* _Direction_
Every line that contains the word "kitten" should be copied out.

* _Dataset rows_
-*-

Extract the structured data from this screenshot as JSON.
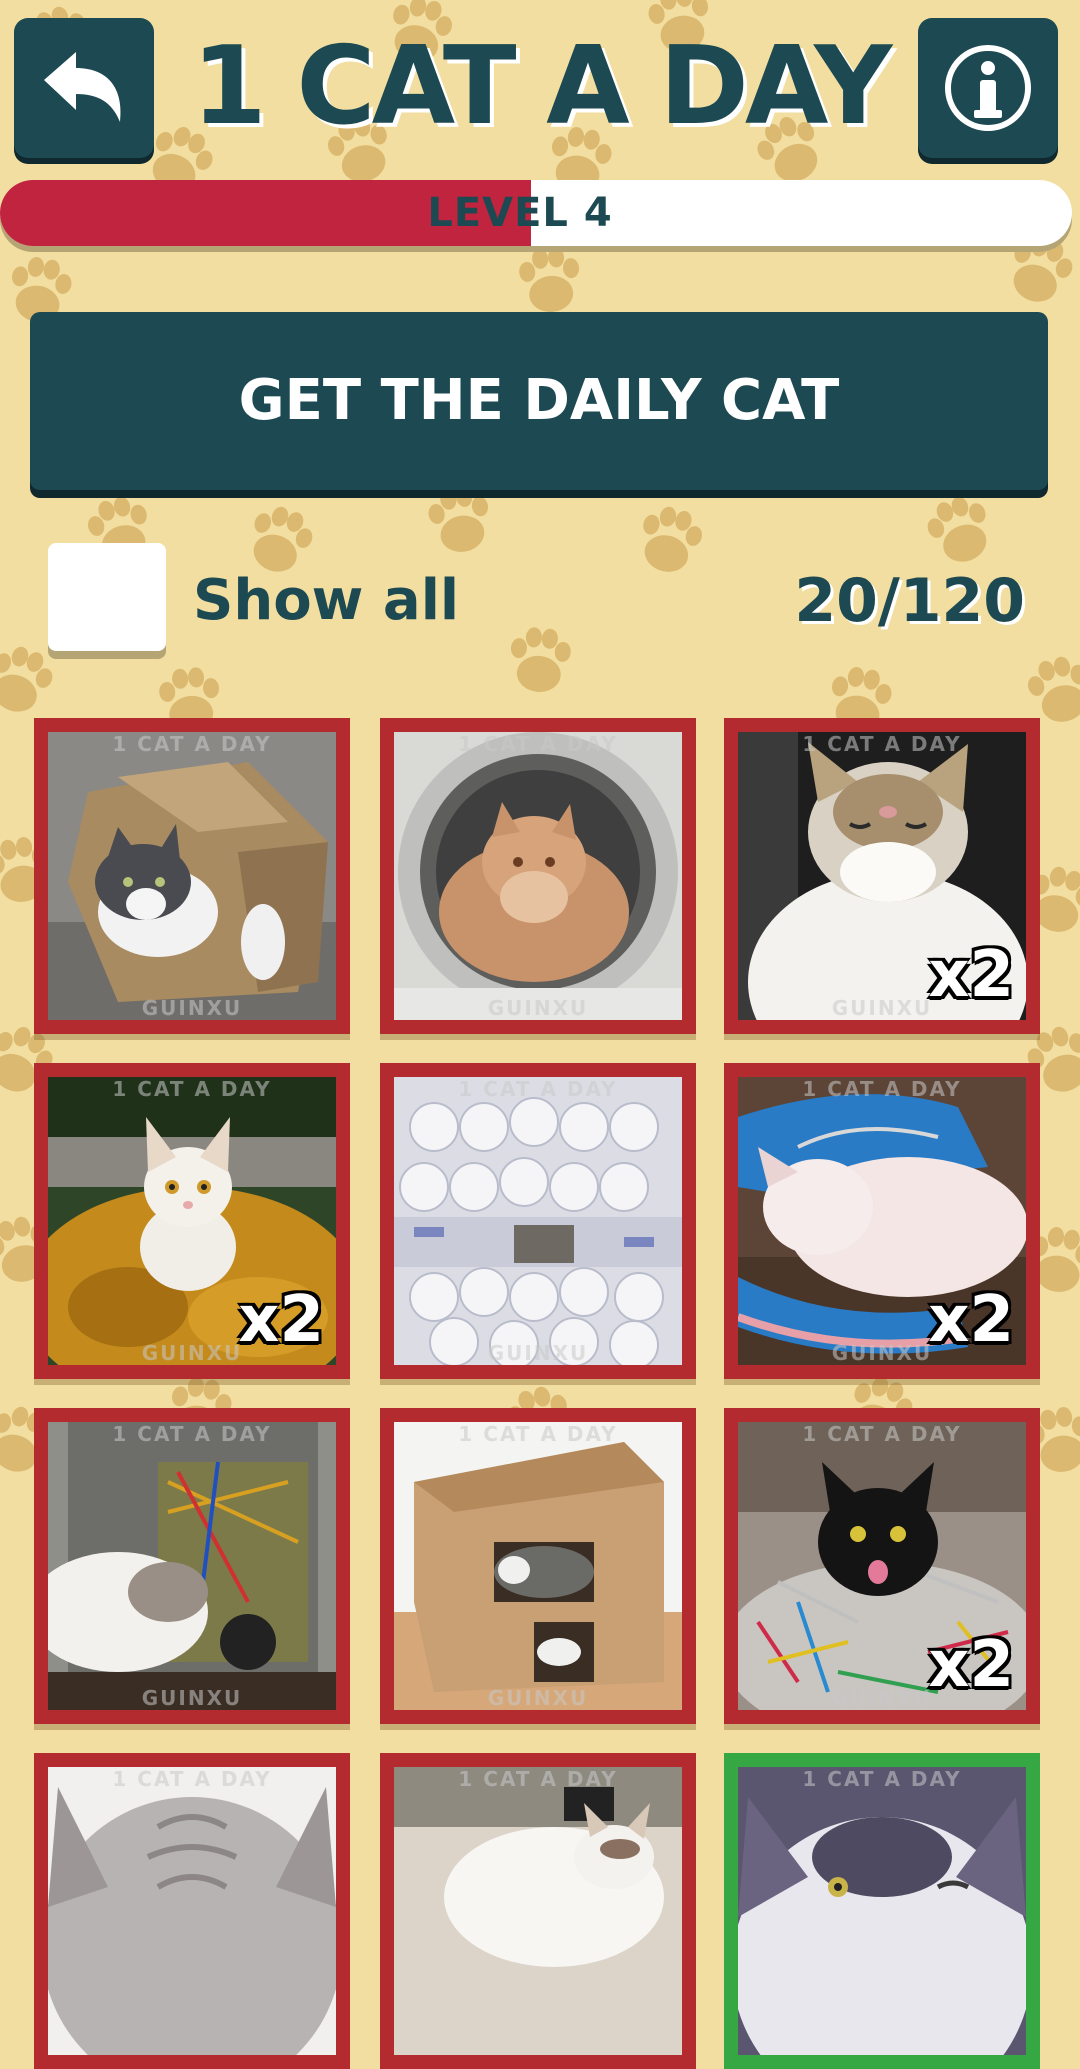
{
  "header": {
    "title": "1 CAT A DAY",
    "back_icon": "back-arrow-icon",
    "info_icon": "info-icon"
  },
  "level": {
    "label": "LEVEL 4",
    "progress_percent": 49.5
  },
  "daily_button": {
    "label": "GET THE DAILY CAT"
  },
  "filter": {
    "show_all_label": "Show all",
    "show_all_checked": false,
    "count": "20/120"
  },
  "watermark": {
    "top": "1 CAT A DAY",
    "bottom": "GUINXU"
  },
  "grid": {
    "tiles": [
      {
        "subject": "gray-white cat in paper bag",
        "badge": ""
      },
      {
        "subject": "fluffy kitten in washing machine",
        "badge": ""
      },
      {
        "subject": "cat with eyes closed",
        "badge": "x2"
      },
      {
        "subject": "white cat in autumn leaves",
        "badge": "x2"
      },
      {
        "subject": "cat behind toilet paper rolls",
        "badge": ""
      },
      {
        "subject": "white kitten in sneaker",
        "badge": "x2"
      },
      {
        "subject": "cat inside computer",
        "badge": ""
      },
      {
        "subject": "cat in cardboard box",
        "badge": ""
      },
      {
        "subject": "black cat in tinsel",
        "badge": "x2"
      },
      {
        "subject": "gray tabby cat close-up",
        "badge": ""
      },
      {
        "subject": "white cat on desk",
        "badge": ""
      },
      {
        "subject": "cat winking close-up",
        "badge": ""
      }
    ]
  },
  "colors": {
    "background": "#f2dea0",
    "primary": "#1d4a52",
    "level_fill": "#c0243e",
    "tile_frame": "#b32b2e",
    "tile_frame_selected": "#35a843"
  }
}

-*-

* _Expected output_
        "subject": "fluffy kitten in washing machine",
        "subject": "white kitten in sneaker",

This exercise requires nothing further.